++++ DATA SUPPLIED ++++

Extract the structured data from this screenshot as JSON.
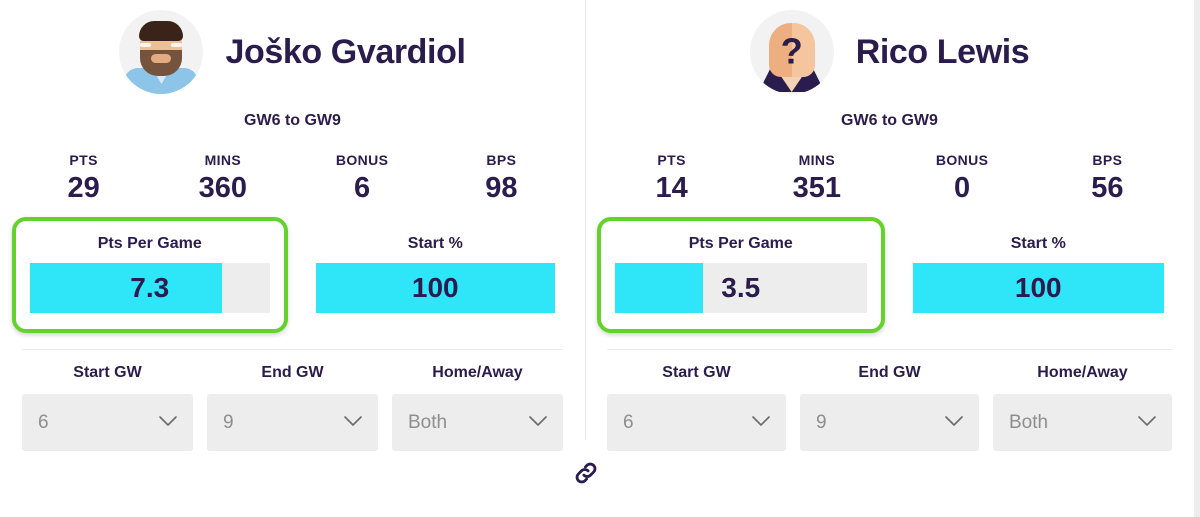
{
  "players": [
    {
      "name": "Joško Gvardiol",
      "avatar_icon": "player-photo-avatar",
      "gw_range": "GW6 to GW9",
      "stats": [
        {
          "label": "PTS",
          "value": "29"
        },
        {
          "label": "MINS",
          "value": "360"
        },
        {
          "label": "BONUS",
          "value": "6"
        },
        {
          "label": "BPS",
          "value": "98"
        }
      ],
      "metrics": [
        {
          "label": "Pts Per Game",
          "value": "7.3",
          "fill_pct": 80,
          "highlighted": true
        },
        {
          "label": "Start %",
          "value": "100",
          "fill_pct": 100,
          "highlighted": false
        }
      ],
      "filters": [
        {
          "label": "Start GW",
          "value": "6"
        },
        {
          "label": "End GW",
          "value": "9"
        },
        {
          "label": "Home/Away",
          "value": "Both"
        }
      ]
    },
    {
      "name": "Rico Lewis",
      "avatar_icon": "unknown-player-avatar",
      "avatar_glyph": "?",
      "gw_range": "GW6 to GW9",
      "stats": [
        {
          "label": "PTS",
          "value": "14"
        },
        {
          "label": "MINS",
          "value": "351"
        },
        {
          "label": "BONUS",
          "value": "0"
        },
        {
          "label": "BPS",
          "value": "56"
        }
      ],
      "metrics": [
        {
          "label": "Pts Per Game",
          "value": "3.5",
          "fill_pct": 35,
          "highlighted": true
        },
        {
          "label": "Start %",
          "value": "100",
          "fill_pct": 100,
          "highlighted": false
        }
      ],
      "filters": [
        {
          "label": "Start GW",
          "value": "6"
        },
        {
          "label": "End GW",
          "value": "9"
        },
        {
          "label": "Home/Away",
          "value": "Both"
        }
      ]
    }
  ],
  "link_filters": {
    "icon": "link-icon",
    "tooltip": "Link filters"
  },
  "colors": {
    "bar_fill": "#2fe5f8",
    "bar_track": "#ededed",
    "highlight_border": "#63d32c",
    "text_dark": "#2b1c4e",
    "select_bg": "#ededed",
    "select_text": "#8e8e8e"
  }
}
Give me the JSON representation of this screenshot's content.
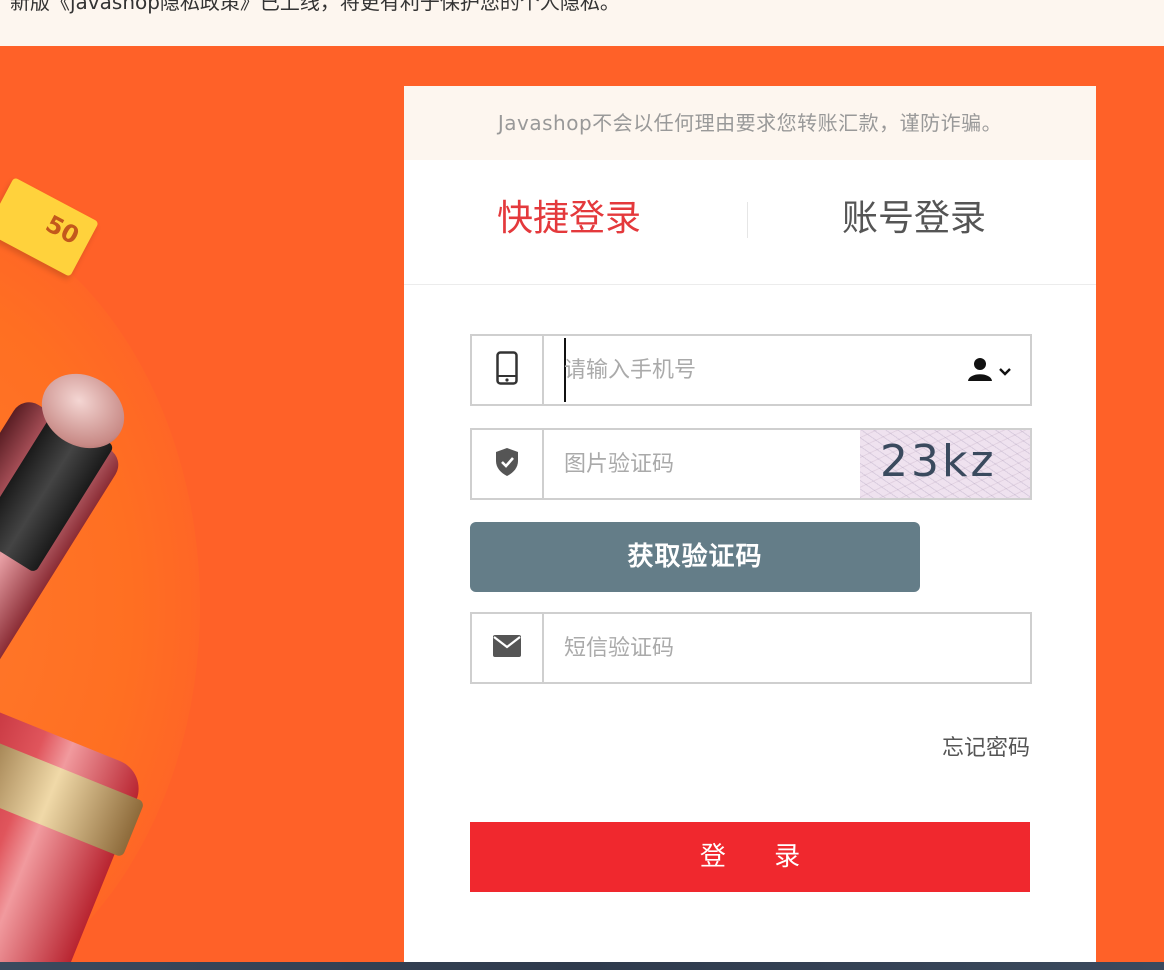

++++

GIVEN INSTRUCTION —
Copy each line holding the word "JSON" from the listing above.

WRITTEN ANSWER —
Extract the structured data from this screenshot as JSON.
Give me the JSON representation of this screenshot's content.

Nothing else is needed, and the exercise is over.